# Exercise instructions:
Each entry must be reproduced precisely as it stands.

# Given data:
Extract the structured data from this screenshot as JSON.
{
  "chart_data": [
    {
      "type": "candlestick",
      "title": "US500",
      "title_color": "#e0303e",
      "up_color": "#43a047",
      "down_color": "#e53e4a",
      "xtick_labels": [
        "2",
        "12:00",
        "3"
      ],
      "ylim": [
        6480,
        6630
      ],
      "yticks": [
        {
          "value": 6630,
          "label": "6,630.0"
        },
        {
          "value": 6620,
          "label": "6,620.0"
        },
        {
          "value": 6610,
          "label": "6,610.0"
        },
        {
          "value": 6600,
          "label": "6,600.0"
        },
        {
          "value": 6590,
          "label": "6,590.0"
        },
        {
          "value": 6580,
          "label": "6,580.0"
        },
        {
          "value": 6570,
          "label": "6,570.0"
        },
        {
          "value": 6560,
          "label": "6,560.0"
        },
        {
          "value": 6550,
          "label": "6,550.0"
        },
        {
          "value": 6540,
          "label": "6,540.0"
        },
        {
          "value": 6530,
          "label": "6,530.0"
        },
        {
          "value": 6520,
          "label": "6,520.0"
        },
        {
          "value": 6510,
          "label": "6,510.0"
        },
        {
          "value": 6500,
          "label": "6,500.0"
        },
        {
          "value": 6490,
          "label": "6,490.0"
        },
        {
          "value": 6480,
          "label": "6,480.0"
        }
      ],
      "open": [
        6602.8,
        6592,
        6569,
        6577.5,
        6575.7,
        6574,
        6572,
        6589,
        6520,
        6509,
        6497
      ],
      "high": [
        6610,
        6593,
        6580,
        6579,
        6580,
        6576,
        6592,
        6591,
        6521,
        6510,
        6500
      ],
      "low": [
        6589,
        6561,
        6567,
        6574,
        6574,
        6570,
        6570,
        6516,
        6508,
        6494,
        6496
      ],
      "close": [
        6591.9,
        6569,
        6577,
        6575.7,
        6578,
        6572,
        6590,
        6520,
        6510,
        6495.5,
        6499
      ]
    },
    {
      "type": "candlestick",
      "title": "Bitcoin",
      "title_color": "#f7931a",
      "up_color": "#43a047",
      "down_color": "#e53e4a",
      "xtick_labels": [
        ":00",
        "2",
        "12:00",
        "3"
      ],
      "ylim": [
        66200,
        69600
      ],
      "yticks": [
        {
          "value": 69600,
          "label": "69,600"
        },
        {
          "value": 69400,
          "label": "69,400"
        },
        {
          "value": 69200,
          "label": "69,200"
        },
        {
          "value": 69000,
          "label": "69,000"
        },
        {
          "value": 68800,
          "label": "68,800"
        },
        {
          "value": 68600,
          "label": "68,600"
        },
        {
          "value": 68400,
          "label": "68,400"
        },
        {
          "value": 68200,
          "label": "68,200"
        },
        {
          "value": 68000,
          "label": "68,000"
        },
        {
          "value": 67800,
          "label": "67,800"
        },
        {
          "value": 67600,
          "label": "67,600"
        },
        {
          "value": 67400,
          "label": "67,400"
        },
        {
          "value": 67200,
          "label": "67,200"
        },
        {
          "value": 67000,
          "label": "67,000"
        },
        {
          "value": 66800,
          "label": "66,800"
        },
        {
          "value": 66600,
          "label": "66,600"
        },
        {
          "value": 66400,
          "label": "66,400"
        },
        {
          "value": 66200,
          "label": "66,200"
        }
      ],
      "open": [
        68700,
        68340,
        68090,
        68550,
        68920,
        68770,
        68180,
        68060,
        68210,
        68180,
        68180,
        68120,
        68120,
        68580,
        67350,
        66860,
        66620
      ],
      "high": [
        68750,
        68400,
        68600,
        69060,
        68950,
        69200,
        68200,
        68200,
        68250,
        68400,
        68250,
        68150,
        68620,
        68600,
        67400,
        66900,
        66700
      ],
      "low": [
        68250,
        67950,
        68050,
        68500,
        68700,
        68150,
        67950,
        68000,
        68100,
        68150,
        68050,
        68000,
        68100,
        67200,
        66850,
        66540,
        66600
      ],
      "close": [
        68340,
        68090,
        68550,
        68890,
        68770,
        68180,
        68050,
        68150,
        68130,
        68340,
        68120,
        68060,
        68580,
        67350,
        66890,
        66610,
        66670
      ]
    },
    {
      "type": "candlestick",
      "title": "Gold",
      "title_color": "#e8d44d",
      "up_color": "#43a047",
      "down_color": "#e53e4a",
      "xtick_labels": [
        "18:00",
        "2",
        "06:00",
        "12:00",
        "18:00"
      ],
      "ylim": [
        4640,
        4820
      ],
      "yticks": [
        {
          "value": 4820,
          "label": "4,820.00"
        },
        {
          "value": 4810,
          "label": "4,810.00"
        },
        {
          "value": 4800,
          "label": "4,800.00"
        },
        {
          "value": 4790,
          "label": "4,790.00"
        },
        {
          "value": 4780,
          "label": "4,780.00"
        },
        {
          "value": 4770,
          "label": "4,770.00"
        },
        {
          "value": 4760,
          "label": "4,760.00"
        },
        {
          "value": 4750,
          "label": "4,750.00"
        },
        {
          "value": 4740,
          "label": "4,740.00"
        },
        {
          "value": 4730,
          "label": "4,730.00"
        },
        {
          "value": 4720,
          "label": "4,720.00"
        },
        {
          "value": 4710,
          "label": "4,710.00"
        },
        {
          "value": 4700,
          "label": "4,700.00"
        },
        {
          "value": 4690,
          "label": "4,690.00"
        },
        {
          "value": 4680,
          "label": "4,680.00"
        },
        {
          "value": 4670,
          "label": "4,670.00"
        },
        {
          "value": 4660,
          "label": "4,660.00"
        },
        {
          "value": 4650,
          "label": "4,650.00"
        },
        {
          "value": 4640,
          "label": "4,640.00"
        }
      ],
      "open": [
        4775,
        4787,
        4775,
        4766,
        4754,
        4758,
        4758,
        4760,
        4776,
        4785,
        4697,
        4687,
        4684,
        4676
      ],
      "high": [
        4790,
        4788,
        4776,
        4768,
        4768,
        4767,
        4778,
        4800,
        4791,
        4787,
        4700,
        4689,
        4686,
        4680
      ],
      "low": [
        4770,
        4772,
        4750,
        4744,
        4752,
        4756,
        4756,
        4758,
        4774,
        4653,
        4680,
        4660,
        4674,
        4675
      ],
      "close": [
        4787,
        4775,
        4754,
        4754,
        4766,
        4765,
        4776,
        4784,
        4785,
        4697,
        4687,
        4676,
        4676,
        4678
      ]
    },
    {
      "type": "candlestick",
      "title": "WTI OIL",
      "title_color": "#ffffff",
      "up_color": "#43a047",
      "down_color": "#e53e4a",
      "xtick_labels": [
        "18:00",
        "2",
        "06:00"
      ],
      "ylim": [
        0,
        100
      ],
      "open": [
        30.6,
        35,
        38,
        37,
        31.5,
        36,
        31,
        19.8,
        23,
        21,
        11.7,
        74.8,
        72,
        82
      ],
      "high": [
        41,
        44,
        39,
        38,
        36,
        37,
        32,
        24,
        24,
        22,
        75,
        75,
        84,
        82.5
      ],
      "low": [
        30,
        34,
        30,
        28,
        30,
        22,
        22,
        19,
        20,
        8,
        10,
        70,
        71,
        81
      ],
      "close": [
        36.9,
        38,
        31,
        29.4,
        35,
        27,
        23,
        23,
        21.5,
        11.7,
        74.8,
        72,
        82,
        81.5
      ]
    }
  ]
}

# Final answer:
Extract the structured data from this screenshot as JSON.
{
  "chart_data": [
    {
      "type": "candlestick",
      "title": "US500",
      "title_color": "#e0303e",
      "up_color": "#43a047",
      "down_color": "#e53e4a",
      "xtick_labels": [
        "2",
        "12:00",
        "3"
      ],
      "ylim": [
        6480,
        6630
      ],
      "yticks": [
        {
          "value": 6630,
          "label": "6,630.0"
        },
        {
          "value": 6620,
          "label": "6,620.0"
        },
        {
          "value": 6610,
          "label": "6,610.0"
        },
        {
          "value": 6600,
          "label": "6,600.0"
        },
        {
          "value": 6590,
          "label": "6,590.0"
        },
        {
          "value": 6580,
          "label": "6,580.0"
        },
        {
          "value": 6570,
          "label": "6,570.0"
        },
        {
          "value": 6560,
          "label": "6,560.0"
        },
        {
          "value": 6550,
          "label": "6,550.0"
        },
        {
          "value": 6540,
          "label": "6,540.0"
        },
        {
          "value": 6530,
          "label": "6,530.0"
        },
        {
          "value": 6520,
          "label": "6,520.0"
        },
        {
          "value": 6510,
          "label": "6,510.0"
        },
        {
          "value": 6500,
          "label": "6,500.0"
        },
        {
          "value": 6490,
          "label": "6,490.0"
        },
        {
          "value": 6480,
          "label": "6,480.0"
        }
      ],
      "open": [
        6602.8,
        6592,
        6569,
        6577.5,
        6575.7,
        6574,
        6572,
        6589,
        6520,
        6509,
        6497
      ],
      "high": [
        6610,
        6593,
        6580,
        6579,
        6580,
        6576,
        6592,
        6591,
        6521,
        6510,
        6500
      ],
      "low": [
        6589,
        6561,
        6567,
        6574,
        6574,
        6570,
        6570,
        6516,
        6508,
        6494,
        6496
      ],
      "close": [
        6591.9,
        6569,
        6577,
        6575.7,
        6578,
        6572,
        6590,
        6520,
        6510,
        6495.5,
        6499
      ]
    },
    {
      "type": "candlestick",
      "title": "Bitcoin",
      "title_color": "#f7931a",
      "up_color": "#43a047",
      "down_color": "#e53e4a",
      "xtick_labels": [
        ":00",
        "2",
        "12:00",
        "3"
      ],
      "ylim": [
        66200,
        69600
      ],
      "yticks": [
        {
          "value": 69600,
          "label": "69,600"
        },
        {
          "value": 69400,
          "label": "69,400"
        },
        {
          "value": 69200,
          "label": "69,200"
        },
        {
          "value": 69000,
          "label": "69,000"
        },
        {
          "value": 68800,
          "label": "68,800"
        },
        {
          "value": 68600,
          "label": "68,600"
        },
        {
          "value": 68400,
          "label": "68,400"
        },
        {
          "value": 68200,
          "label": "68,200"
        },
        {
          "value": 68000,
          "label": "68,000"
        },
        {
          "value": 67800,
          "label": "67,800"
        },
        {
          "value": 67600,
          "label": "67,600"
        },
        {
          "value": 67400,
          "label": "67,400"
        },
        {
          "value": 67200,
          "label": "67,200"
        },
        {
          "value": 67000,
          "label": "67,000"
        },
        {
          "value": 66800,
          "label": "66,800"
        },
        {
          "value": 66600,
          "label": "66,600"
        },
        {
          "value": 66400,
          "label": "66,400"
        },
        {
          "value": 66200,
          "label": "66,200"
        }
      ],
      "open": [
        68700,
        68340,
        68090,
        68550,
        68920,
        68770,
        68180,
        68060,
        68210,
        68180,
        68180,
        68120,
        68120,
        68580,
        67350,
        66860,
        66620
      ],
      "high": [
        68750,
        68400,
        68600,
        69060,
        68950,
        69200,
        68200,
        68200,
        68250,
        68400,
        68250,
        68150,
        68620,
        68600,
        67400,
        66900,
        66700
      ],
      "low": [
        68250,
        67950,
        68050,
        68500,
        68700,
        68150,
        67950,
        68000,
        68100,
        68150,
        68050,
        68000,
        68100,
        67200,
        66850,
        66540,
        66600
      ],
      "close": [
        68340,
        68090,
        68550,
        68890,
        68770,
        68180,
        68050,
        68150,
        68130,
        68340,
        68120,
        68060,
        68580,
        67350,
        66890,
        66610,
        66670
      ]
    },
    {
      "type": "candlestick",
      "title": "Gold",
      "title_color": "#e8d44d",
      "up_color": "#43a047",
      "down_color": "#e53e4a",
      "xtick_labels": [
        "18:00",
        "2",
        "06:00",
        "12:00",
        "18:00"
      ],
      "ylim": [
        4640,
        4820
      ],
      "yticks": [
        {
          "value": 4820,
          "label": "4,820.00"
        },
        {
          "value": 4810,
          "label": "4,810.00"
        },
        {
          "value": 4800,
          "label": "4,800.00"
        },
        {
          "value": 4790,
          "label": "4,790.00"
        },
        {
          "value": 4780,
          "label": "4,780.00"
        },
        {
          "value": 4770,
          "label": "4,770.00"
        },
        {
          "value": 4760,
          "label": "4,760.00"
        },
        {
          "value": 4750,
          "label": "4,750.00"
        },
        {
          "value": 4740,
          "label": "4,740.00"
        },
        {
          "value": 4730,
          "label": "4,730.00"
        },
        {
          "value": 4720,
          "label": "4,720.00"
        },
        {
          "value": 4710,
          "label": "4,710.00"
        },
        {
          "value": 4700,
          "label": "4,700.00"
        },
        {
          "value": 4690,
          "label": "4,690.00"
        },
        {
          "value": 4680,
          "label": "4,680.00"
        },
        {
          "value": 4670,
          "label": "4,670.00"
        },
        {
          "value": 4660,
          "label": "4,660.00"
        },
        {
          "value": 4650,
          "label": "4,650.00"
        },
        {
          "value": 4640,
          "label": "4,640.00"
        }
      ],
      "open": [
        4775,
        4787,
        4775,
        4766,
        4754,
        4758,
        4758,
        4760,
        4776,
        4785,
        4697,
        4687,
        4684,
        4676
      ],
      "high": [
        4790,
        4788,
        4776,
        4768,
        4768,
        4767,
        4778,
        4800,
        4791,
        4787,
        4700,
        4689,
        4686,
        4680
      ],
      "low": [
        4770,
        4772,
        4750,
        4744,
        4752,
        4756,
        4756,
        4758,
        4774,
        4653,
        4680,
        4660,
        4674,
        4675
      ],
      "close": [
        4787,
        4775,
        4754,
        4754,
        4766,
        4765,
        4776,
        4784,
        4785,
        4697,
        4687,
        4676,
        4676,
        4678
      ]
    },
    {
      "type": "candlestick",
      "title": "WTI OIL",
      "title_color": "#ffffff",
      "up_color": "#43a047",
      "down_color": "#e53e4a",
      "xtick_labels": [
        "18:00",
        "2",
        "06:00"
      ],
      "ylim": [
        0,
        100
      ],
      "open": [
        30.6,
        35,
        38,
        37,
        31.5,
        36,
        31,
        19.8,
        23,
        21,
        11.7,
        74.8,
        72,
        82
      ],
      "high": [
        41,
        44,
        39,
        38,
        36,
        37,
        32,
        24,
        24,
        22,
        75,
        75,
        84,
        82.5
      ],
      "low": [
        30,
        34,
        30,
        28,
        30,
        22,
        22,
        19,
        20,
        8,
        10,
        70,
        71,
        81
      ],
      "close": [
        36.9,
        38,
        31,
        29.4,
        35,
        27,
        23,
        23,
        21.5,
        11.7,
        74.8,
        72,
        82,
        81.5
      ]
    }
  ]
}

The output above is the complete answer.